Dataset items
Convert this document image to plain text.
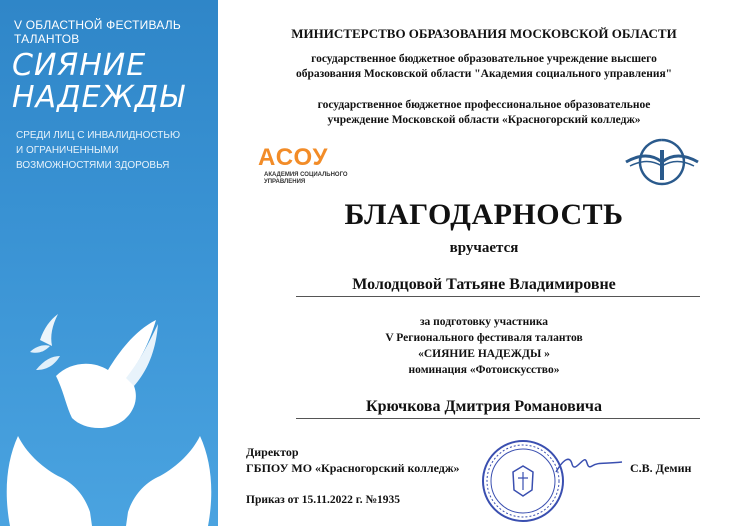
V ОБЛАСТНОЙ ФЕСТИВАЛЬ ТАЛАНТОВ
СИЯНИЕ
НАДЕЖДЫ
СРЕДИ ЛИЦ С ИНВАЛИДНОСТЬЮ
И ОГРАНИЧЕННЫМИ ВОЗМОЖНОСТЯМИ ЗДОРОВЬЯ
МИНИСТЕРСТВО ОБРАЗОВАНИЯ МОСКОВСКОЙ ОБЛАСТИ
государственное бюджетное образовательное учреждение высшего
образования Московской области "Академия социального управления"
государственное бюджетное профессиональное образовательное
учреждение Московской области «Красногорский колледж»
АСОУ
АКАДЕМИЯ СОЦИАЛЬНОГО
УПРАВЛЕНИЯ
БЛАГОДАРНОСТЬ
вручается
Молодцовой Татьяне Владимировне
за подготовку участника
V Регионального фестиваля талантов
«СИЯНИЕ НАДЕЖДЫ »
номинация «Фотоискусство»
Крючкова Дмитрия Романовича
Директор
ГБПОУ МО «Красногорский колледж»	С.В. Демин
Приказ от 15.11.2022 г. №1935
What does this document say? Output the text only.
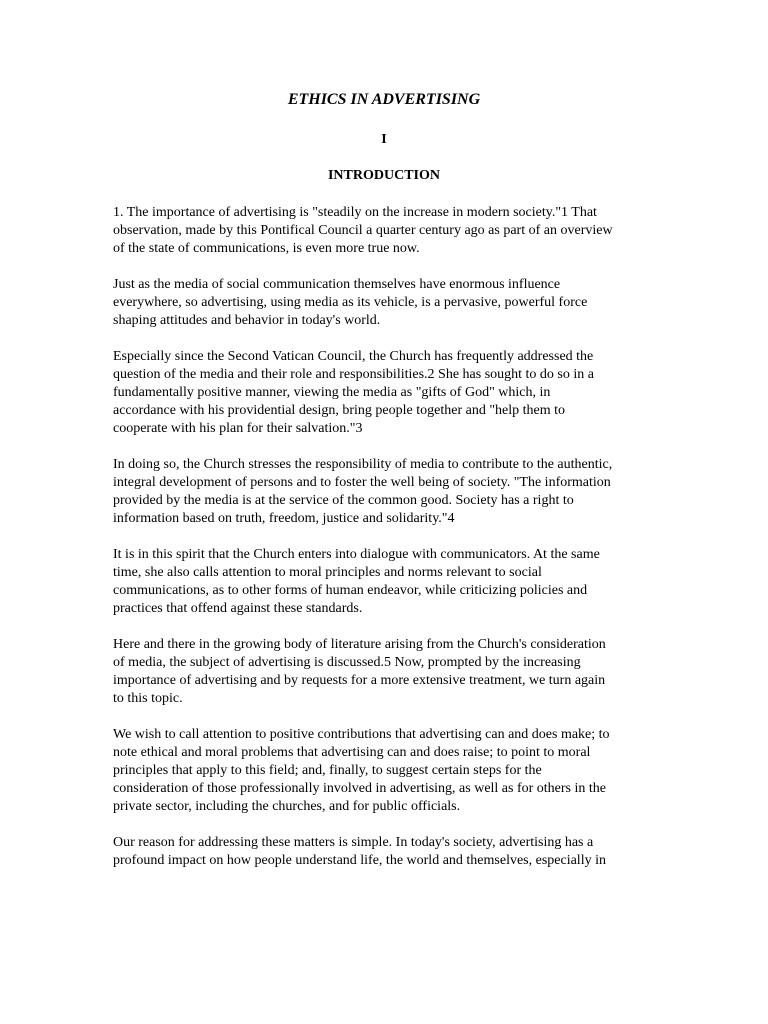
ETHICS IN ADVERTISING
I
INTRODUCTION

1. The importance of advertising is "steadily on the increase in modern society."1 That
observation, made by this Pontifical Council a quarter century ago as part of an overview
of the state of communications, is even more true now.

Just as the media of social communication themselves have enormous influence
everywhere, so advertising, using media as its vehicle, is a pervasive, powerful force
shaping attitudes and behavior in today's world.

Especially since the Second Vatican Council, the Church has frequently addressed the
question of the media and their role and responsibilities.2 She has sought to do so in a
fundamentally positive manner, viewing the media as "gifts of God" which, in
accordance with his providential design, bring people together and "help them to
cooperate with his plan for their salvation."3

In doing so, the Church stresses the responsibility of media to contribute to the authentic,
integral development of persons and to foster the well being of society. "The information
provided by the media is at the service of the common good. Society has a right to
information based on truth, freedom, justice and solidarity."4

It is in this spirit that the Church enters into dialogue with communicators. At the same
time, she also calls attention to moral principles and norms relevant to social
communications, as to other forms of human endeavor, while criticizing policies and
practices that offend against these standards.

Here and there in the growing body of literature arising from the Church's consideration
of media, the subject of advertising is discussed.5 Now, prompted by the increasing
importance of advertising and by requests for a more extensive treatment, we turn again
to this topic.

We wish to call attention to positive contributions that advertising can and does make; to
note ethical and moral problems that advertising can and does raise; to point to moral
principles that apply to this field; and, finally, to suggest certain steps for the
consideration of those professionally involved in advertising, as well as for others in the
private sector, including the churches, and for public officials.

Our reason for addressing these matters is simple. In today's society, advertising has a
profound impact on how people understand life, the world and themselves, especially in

TO BE DONE – Without the pictures, restate all of the entries above verbatim.

EXERCISE RESULT –
Convert this document image to plain text.
V ОБЛАСТНОЙ ФЕСТИВАЛЬ ТАЛАНТОВ
СИЯНИЕ
НАДЕЖДЫ
СРЕДИ ЛИЦ С ИНВАЛИДНОСТЬЮ
И ОГРАНИЧЕННЫМИ ВОЗМОЖНОСТЯМИ ЗДОРОВЬЯ
МИНИСТЕРСТВО ОБРАЗОВАНИЯ МОСКОВСКОЙ ОБЛАСТИ
государственное бюджетное образовательное учреждение высшего
образования Московской области "Академия социального управления"
государственное бюджетное профессиональное образовательное
учреждение Московской области «Красногорский колледж»
АСОУ
АКАДЕМИЯ СОЦИАЛЬНОГО
УПРАВЛЕНИЯ
БЛАГОДАРНОСТЬ
вручается
Молодцовой Татьяне Владимировне
за подготовку участника
V Регионального фестиваля талантов
«СИЯНИЕ НАДЕЖДЫ »
номинация «Фотоискусство»
Крючкова Дмитрия Романовича
Директор
ГБПОУ МО «Красногорский колледж»	С.В. Демин
Приказ от 15.11.2022 г. №1935
What does this document say? Output the text only.
ETHICS IN ADVERTISING
I
INTRODUCTION

1. The importance of advertising is "steadily on the increase in modern society."1 That
observation, made by this Pontifical Council a quarter century ago as part of an overview
of the state of communications, is even more true now.

Just as the media of social communication themselves have enormous influence
everywhere, so advertising, using media as its vehicle, is a pervasive, powerful force
shaping attitudes and behavior in today's world.

Especially since the Second Vatican Council, the Church has frequently addressed the
question of the media and their role and responsibilities.2 She has sought to do so in a
fundamentally positive manner, viewing the media as "gifts of God" which, in
accordance with his providential design, bring people together and "help them to
cooperate with his plan for their salvation."3

In doing so, the Church stresses the responsibility of media to contribute to the authentic,
integral development of persons and to foster the well being of society. "The information
provided by the media is at the service of the common good. Society has a right to
information based on truth, freedom, justice and solidarity."4

It is in this spirit that the Church enters into dialogue with communicators. At the same
time, she also calls attention to moral principles and norms relevant to social
communications, as to other forms of human endeavor, while criticizing policies and
practices that offend against these standards.

Here and there in the growing body of literature arising from the Church's consideration
of media, the subject of advertising is discussed.5 Now, prompted by the increasing
importance of advertising and by requests for a more extensive treatment, we turn again
to this topic.

We wish to call attention to positive contributions that advertising can and does make; to
note ethical and moral problems that advertising can and does raise; to point to moral
principles that apply to this field; and, finally, to suggest certain steps for the
consideration of those professionally involved in advertising, as well as for others in the
private sector, including the churches, and for public officials.

Our reason for addressing these matters is simple. In today's society, advertising has a
profound impact on how people understand life, the world and themselves, especially in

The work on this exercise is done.